Read through the records below and copy each line that uses the word "both".

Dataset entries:
..............................

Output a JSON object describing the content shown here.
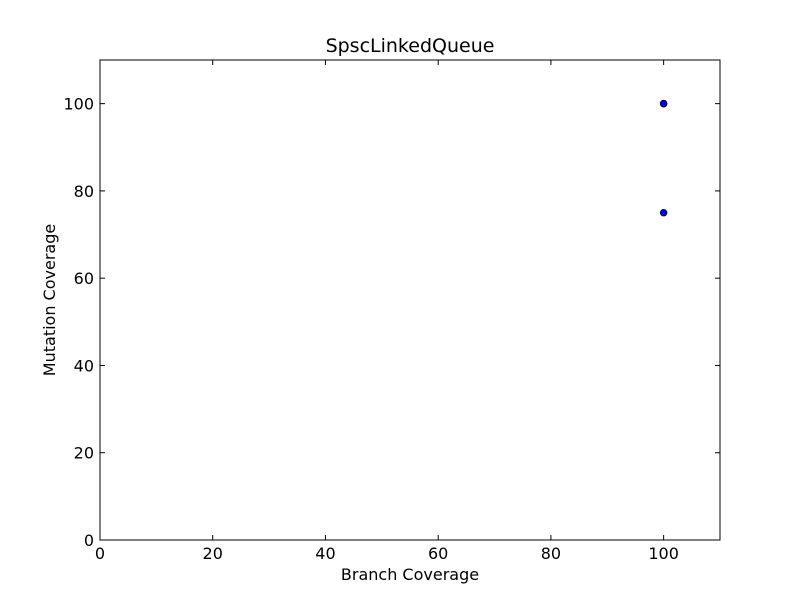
{
  "chart_data": {
    "type": "scatter",
    "title": "SpscLinkedQueue",
    "xlabel": "Branch Coverage",
    "ylabel": "Mutation Coverage",
    "xlim": [
      0,
      110
    ],
    "ylim": [
      0,
      110
    ],
    "xticks": [
      0,
      20,
      40,
      60,
      80,
      100
    ],
    "yticks": [
      0,
      20,
      40,
      60,
      80,
      100
    ],
    "grid": false,
    "series": [
      {
        "color": "#0000ff",
        "points": [
          {
            "x": 100,
            "y": 100
          },
          {
            "x": 100,
            "y": 100
          },
          {
            "x": 100,
            "y": 75
          }
        ]
      }
    ]
  }
}
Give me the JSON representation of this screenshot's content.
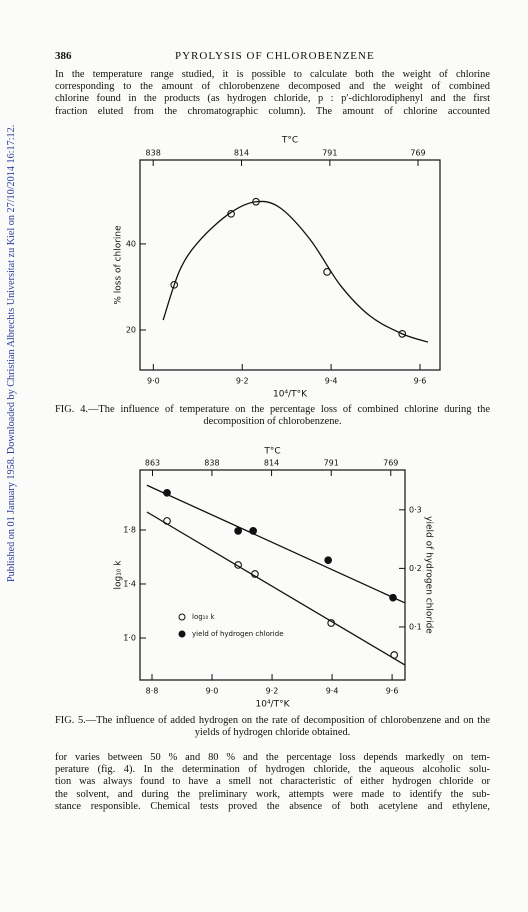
{
  "side_note": "Published on 01 January 1958. Downloaded by Christian Albrechts Universitat zu Kiel on 27/10/2014 16:17:12.",
  "header": {
    "page_number": "386",
    "running_title": "PYROLYSIS OF CHLOROBENZENE"
  },
  "paragraphs": [
    [
      "In the temperature range studied, it is possible to calculate both the weight of chlorine",
      "corresponding to the amount of chlorobenzene decomposed and the weight of combined",
      "chlorine found in the products (as hydrogen chloride, p : p′-dichlorodiphenyl and the first",
      "fraction eluted from the chromatographic column).  The amount of chlorine accounted"
    ],
    [
      "for varies between 50 % and 80 % and the percentage loss depends markedly on tem-",
      "perature (fig. 4).  In the determination of hydrogen chloride, the aqueous alcoholic solu-",
      "tion was always found to have a smell not characteristic of either hydrogen chloride or",
      "the solvent, and during the preliminary work, attempts were made to identify the sub-",
      "stance responsible.  Chemical tests proved the absence of both acetylene and ethylene,"
    ]
  ],
  "chart_data": [
    {
      "type": "scatter",
      "caption": "FIG. 4.—The influence of temperature on the percentage loss of combined chlorine during the decomposition of chlorobenzene.",
      "x_label": "10⁴/T°K",
      "y_label": "% loss of chlorine",
      "x2_label": "T°C",
      "x2_scale": "inverse-kelvin",
      "xlim": [
        8.97,
        9.645
      ],
      "ylim": [
        10.7,
        59.5
      ],
      "xticks": [
        {
          "value": 9.0,
          "label": "9·0"
        },
        {
          "value": 9.2,
          "label": "9·2"
        },
        {
          "value": 9.4,
          "label": "9·4"
        },
        {
          "value": 9.6,
          "label": "9·6"
        }
      ],
      "yticks": [
        20,
        40
      ],
      "x2ticks": [
        838,
        814,
        791,
        769
      ],
      "series": [
        {
          "style": "open-circle",
          "color": "#111111",
          "x": [
            9.047,
            9.175,
            9.231,
            9.391,
            9.56
          ],
          "values": [
            30.5,
            47.0,
            49.8,
            33.5,
            19.1
          ]
        },
        {
          "style": "line",
          "color": "#111111",
          "x": [
            9.022,
            9.06,
            9.106,
            9.173,
            9.231,
            9.285,
            9.353,
            9.42,
            9.487,
            9.56,
            9.618
          ],
          "values": [
            22.3,
            34,
            41,
            47.2,
            49.8,
            48.4,
            41,
            30.5,
            23.3,
            19.1,
            17.2
          ]
        }
      ]
    },
    {
      "type": "scatter",
      "caption": "FIG. 5.—The influence of added hydrogen on the rate of decomposition of chlorobenzene and on the yields of hydrogen chloride obtained.",
      "x_label": "10⁴/T°K",
      "y_label": "log₁₀ k",
      "y2_label": "yield of hydrogen chloride",
      "x2_label": "T°C",
      "x2_scale": "inverse-kelvin",
      "xlim": [
        8.76,
        9.643
      ],
      "ylim": [
        -1.311,
        0.244
      ],
      "y2lim": [
        0.0094,
        0.368
      ],
      "xticks": [
        {
          "value": 8.8,
          "label": "8·8"
        },
        {
          "value": 9.0,
          "label": "9·0"
        },
        {
          "value": 9.2,
          "label": "9·2"
        },
        {
          "value": 9.4,
          "label": "9·4"
        },
        {
          "value": 9.6,
          "label": "9·6"
        }
      ],
      "yticks": [
        {
          "value": -0.2,
          "label": "1̄·8"
        },
        {
          "value": -0.6,
          "label": "1̄·4"
        },
        {
          "value": -1.0,
          "label": "1̄·0"
        }
      ],
      "y2ticks": [
        {
          "value": 0.3,
          "label": "0·3"
        },
        {
          "value": 0.2,
          "label": "0·2"
        },
        {
          "value": 0.1,
          "label": "0·1"
        }
      ],
      "x2ticks": [
        863,
        838,
        814,
        791,
        769
      ],
      "series": [
        {
          "name": "log₁₀ k",
          "style": "open-circle",
          "color": "#111111",
          "x": [
            8.85,
            9.087,
            9.143,
            9.397,
            9.607
          ],
          "values": [
            -0.133,
            -0.459,
            -0.526,
            -0.889,
            -1.126
          ]
        },
        {
          "style": "line",
          "color": "#111111",
          "x": [
            8.783,
            9.643
          ],
          "values": [
            -0.067,
            -1.2
          ]
        },
        {
          "name": "yield of hydrogen chloride",
          "style": "filled-circle",
          "color": "#111111",
          "axis": "y2",
          "x": [
            8.85,
            9.087,
            9.137,
            9.387,
            9.603
          ],
          "values": [
            0.329,
            0.264,
            0.264,
            0.214,
            0.15
          ]
        },
        {
          "style": "line",
          "color": "#111111",
          "axis": "y2",
          "x": [
            8.783,
            9.643
          ],
          "values": [
            0.342,
            0.141
          ]
        }
      ]
    }
  ]
}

..............................

--- Response for this exercise ---
      "In the temperature range studied, it is possible to calculate both the weight of chlorine",
      "stance responsible.  Chemical tests proved the absence of both acetylene and ethylene,"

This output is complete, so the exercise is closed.